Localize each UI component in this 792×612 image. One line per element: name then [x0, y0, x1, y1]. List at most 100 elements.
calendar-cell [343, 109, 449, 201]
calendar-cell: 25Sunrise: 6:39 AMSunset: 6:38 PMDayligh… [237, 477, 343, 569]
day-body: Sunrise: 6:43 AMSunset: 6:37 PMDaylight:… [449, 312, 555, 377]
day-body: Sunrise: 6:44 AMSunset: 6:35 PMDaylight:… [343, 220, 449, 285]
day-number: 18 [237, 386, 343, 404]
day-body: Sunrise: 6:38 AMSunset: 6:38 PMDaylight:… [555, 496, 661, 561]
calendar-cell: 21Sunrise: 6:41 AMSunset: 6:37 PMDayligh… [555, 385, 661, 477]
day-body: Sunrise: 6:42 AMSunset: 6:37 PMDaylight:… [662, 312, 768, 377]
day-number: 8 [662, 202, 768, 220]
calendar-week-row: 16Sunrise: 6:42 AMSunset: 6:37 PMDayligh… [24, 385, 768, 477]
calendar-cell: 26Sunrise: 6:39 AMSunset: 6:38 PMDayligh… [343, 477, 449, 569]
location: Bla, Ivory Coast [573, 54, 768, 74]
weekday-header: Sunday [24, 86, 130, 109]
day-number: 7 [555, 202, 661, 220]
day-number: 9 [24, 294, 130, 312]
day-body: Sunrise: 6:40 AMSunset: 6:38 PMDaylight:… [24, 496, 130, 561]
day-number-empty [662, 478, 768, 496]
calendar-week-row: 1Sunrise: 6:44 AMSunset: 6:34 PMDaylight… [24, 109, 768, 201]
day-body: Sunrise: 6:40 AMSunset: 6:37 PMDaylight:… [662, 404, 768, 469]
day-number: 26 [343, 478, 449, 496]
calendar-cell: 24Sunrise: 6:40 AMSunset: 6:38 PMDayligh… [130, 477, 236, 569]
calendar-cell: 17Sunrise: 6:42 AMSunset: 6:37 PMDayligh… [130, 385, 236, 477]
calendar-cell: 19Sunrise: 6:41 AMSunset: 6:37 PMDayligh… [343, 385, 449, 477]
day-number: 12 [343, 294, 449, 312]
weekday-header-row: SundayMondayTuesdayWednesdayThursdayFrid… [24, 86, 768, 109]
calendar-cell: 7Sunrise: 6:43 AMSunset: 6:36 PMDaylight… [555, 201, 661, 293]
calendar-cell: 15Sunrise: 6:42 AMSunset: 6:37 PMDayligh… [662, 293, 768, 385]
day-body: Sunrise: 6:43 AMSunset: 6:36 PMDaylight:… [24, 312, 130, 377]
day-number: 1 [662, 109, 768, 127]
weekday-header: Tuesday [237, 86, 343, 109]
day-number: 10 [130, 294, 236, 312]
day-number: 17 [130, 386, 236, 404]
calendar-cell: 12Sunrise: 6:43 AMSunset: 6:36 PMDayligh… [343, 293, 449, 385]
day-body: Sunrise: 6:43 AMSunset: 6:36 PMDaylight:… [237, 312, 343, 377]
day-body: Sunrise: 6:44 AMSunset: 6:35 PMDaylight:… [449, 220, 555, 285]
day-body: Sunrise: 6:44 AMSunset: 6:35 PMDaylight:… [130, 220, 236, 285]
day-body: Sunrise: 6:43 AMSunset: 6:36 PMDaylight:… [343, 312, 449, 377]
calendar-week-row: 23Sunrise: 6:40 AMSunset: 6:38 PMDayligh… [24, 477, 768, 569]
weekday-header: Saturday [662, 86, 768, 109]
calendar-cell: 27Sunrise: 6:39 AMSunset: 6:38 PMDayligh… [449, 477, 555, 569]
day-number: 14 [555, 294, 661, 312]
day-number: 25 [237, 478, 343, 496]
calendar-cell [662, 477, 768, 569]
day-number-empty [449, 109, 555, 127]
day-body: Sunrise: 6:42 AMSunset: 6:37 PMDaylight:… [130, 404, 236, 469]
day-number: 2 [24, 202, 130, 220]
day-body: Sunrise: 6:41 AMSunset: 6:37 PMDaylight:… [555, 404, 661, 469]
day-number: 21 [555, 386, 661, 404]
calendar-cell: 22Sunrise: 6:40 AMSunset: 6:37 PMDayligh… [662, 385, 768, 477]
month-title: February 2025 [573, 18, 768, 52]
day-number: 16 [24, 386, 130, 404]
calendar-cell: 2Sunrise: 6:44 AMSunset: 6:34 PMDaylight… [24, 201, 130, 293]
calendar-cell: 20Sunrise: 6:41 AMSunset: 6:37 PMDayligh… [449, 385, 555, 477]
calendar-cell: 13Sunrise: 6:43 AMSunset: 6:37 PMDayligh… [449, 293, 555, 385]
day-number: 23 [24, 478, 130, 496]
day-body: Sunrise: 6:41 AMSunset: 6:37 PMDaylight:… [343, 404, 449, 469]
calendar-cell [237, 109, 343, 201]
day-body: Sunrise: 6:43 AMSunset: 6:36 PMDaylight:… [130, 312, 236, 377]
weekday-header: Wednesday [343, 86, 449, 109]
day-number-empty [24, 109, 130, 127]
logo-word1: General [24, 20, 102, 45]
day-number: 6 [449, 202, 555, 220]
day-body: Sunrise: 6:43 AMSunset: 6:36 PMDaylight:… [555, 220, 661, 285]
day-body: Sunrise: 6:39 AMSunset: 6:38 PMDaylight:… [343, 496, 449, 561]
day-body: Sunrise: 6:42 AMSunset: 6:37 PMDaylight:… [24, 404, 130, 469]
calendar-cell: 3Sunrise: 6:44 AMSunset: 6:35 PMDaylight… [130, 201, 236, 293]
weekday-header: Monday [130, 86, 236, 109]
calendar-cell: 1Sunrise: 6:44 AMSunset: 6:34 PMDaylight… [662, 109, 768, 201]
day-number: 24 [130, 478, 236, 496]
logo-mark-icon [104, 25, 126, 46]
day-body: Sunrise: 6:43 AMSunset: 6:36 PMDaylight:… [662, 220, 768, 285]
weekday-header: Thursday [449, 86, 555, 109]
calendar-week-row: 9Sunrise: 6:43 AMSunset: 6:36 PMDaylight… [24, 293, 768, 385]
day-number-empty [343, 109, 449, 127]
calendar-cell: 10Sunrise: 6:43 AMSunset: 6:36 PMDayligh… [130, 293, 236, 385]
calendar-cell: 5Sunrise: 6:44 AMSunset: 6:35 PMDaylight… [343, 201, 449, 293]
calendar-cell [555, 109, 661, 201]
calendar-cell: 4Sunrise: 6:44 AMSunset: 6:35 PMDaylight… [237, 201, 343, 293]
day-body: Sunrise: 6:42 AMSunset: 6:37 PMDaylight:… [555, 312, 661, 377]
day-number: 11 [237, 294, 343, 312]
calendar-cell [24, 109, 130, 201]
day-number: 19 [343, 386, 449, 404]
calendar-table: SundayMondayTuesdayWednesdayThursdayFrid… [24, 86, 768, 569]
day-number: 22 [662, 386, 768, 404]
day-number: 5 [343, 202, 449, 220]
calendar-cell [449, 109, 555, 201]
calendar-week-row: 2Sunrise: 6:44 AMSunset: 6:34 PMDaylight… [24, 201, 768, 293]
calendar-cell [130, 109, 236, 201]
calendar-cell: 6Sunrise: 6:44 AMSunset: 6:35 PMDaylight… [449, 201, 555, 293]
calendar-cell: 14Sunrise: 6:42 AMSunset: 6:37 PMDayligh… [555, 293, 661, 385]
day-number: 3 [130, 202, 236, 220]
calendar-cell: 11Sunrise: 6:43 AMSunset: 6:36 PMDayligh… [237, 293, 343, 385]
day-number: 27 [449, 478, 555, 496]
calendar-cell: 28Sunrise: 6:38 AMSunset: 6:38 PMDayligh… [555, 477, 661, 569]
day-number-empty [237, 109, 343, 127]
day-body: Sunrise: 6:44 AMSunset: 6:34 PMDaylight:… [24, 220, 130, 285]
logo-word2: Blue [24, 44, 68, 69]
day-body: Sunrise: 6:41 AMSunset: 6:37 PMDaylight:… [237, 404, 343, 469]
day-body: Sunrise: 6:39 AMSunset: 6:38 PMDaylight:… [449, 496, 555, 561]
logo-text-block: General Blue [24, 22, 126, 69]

* WHAT YOU ARE ASKED TO DO *
Copy out the rows from the very first one through the line that contains "day-number: 8 [662, 202, 768, 220]", matching every character.

* CORRECT ANSWER *
Localize each UI component in this 792×612 image. One line per element: name then [x0, y0, x1, y1]. List at most 100 elements.
calendar-cell [343, 109, 449, 201]
calendar-cell: 25Sunrise: 6:39 AMSunset: 6:38 PMDayligh… [237, 477, 343, 569]
day-body: Sunrise: 6:43 AMSunset: 6:37 PMDaylight:… [449, 312, 555, 377]
day-body: Sunrise: 6:44 AMSunset: 6:35 PMDaylight:… [343, 220, 449, 285]
day-number: 18 [237, 386, 343, 404]
day-body: Sunrise: 6:38 AMSunset: 6:38 PMDaylight:… [555, 496, 661, 561]
calendar-cell: 21Sunrise: 6:41 AMSunset: 6:37 PMDayligh… [555, 385, 661, 477]
day-body: Sunrise: 6:42 AMSunset: 6:37 PMDaylight:… [662, 312, 768, 377]
day-number: 8 [662, 202, 768, 220]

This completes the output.